Goal:
Collect the lines of the entries where "temperature" shows up.

Data items:
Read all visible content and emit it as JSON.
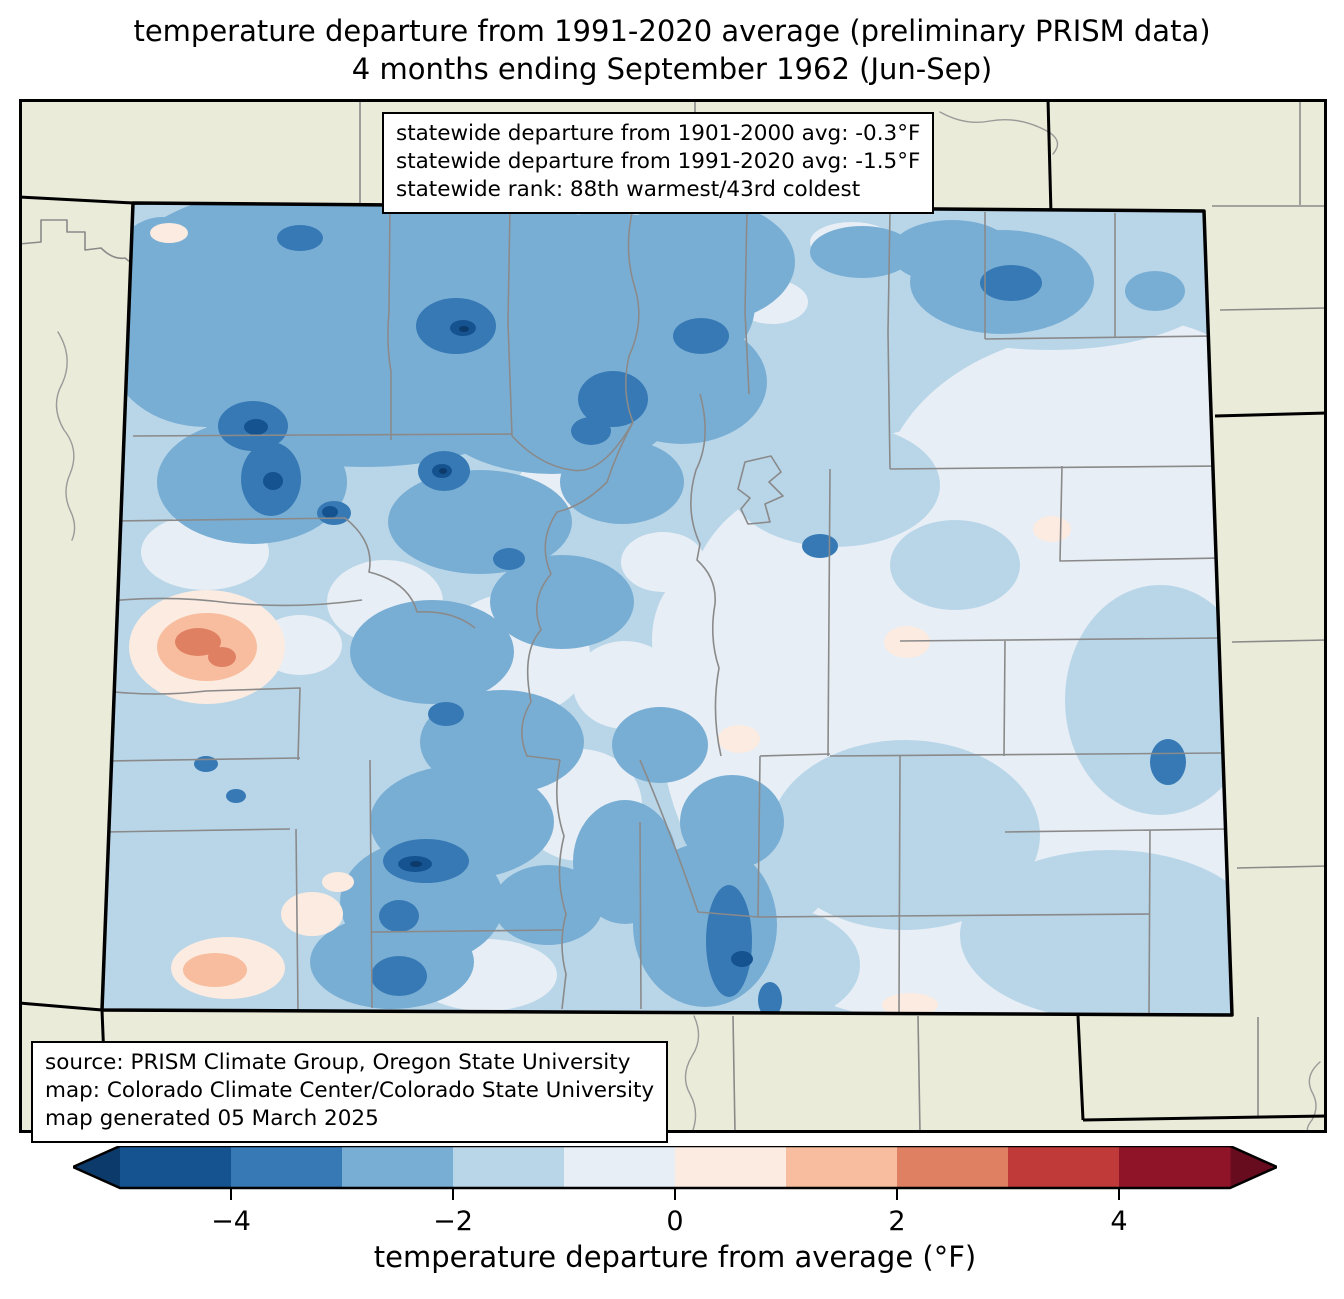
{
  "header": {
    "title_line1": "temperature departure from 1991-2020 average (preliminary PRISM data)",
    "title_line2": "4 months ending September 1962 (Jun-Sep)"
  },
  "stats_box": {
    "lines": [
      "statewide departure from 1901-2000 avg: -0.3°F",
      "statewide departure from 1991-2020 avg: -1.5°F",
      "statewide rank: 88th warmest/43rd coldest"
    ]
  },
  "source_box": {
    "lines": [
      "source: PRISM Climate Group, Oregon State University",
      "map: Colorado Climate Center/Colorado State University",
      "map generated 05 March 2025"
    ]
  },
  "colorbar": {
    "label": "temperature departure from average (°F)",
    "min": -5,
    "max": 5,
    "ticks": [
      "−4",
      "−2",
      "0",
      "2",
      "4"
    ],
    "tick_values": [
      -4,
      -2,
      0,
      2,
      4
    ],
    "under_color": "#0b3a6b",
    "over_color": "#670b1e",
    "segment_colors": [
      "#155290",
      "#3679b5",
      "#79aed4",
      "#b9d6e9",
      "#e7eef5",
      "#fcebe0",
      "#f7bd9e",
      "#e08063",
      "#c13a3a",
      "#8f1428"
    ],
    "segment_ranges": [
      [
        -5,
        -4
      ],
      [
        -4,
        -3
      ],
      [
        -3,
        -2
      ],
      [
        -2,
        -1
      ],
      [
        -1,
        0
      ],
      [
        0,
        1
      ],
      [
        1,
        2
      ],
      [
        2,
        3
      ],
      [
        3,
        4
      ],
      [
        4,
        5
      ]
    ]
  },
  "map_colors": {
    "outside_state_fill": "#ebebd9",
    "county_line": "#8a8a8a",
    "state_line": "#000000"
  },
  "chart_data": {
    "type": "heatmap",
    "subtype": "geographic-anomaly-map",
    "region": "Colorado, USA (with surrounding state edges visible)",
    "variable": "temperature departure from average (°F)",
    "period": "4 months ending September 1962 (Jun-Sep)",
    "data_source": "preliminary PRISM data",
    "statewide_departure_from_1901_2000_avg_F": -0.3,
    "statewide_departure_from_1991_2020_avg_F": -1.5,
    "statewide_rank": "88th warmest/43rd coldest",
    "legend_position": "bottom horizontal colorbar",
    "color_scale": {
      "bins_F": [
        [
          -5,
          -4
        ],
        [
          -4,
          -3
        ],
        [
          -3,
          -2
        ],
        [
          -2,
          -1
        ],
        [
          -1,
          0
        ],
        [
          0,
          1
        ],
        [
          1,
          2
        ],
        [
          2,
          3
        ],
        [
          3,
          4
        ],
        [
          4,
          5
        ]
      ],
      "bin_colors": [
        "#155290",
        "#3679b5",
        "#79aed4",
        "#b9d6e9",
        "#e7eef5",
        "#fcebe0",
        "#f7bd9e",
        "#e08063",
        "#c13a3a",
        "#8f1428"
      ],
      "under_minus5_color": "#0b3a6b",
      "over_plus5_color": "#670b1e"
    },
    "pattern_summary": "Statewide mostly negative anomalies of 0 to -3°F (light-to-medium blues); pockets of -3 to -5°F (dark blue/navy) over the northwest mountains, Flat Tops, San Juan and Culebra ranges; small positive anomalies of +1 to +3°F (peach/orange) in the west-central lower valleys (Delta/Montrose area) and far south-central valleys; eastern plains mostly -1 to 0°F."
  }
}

---

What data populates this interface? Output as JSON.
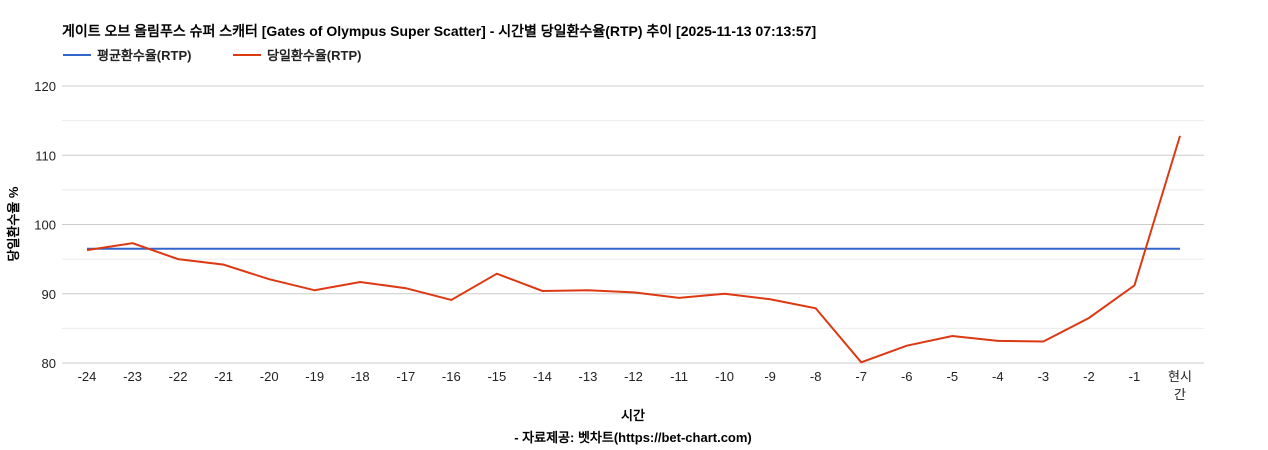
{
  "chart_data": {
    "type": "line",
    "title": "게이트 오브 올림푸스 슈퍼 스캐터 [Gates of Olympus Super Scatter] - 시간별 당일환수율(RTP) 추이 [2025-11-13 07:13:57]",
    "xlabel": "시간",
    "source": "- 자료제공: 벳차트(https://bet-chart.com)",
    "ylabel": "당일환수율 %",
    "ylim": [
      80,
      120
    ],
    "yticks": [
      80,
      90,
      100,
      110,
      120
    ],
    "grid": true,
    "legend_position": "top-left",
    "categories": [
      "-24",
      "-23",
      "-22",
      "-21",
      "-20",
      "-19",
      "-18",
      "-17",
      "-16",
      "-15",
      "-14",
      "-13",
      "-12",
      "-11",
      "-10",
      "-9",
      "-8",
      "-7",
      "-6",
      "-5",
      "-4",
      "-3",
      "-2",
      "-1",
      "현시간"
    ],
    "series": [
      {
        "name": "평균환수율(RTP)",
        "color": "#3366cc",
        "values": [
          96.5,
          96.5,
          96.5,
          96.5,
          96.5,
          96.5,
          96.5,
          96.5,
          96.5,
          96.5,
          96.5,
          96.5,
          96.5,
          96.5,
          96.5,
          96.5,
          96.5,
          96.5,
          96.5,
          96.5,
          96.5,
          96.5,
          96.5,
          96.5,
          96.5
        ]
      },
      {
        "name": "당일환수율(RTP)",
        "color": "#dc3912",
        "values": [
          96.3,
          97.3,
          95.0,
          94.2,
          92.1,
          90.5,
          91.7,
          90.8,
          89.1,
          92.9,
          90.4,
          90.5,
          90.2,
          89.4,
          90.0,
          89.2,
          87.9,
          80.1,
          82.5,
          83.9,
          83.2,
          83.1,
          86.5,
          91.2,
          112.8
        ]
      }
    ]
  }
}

Complete answer:
    "title_line1": "temperature departure from 1991-2020 average (preliminary PRISM data)",
    "label": "temperature departure from average (°F)",
    "variable": "temperature departure from average (°F)",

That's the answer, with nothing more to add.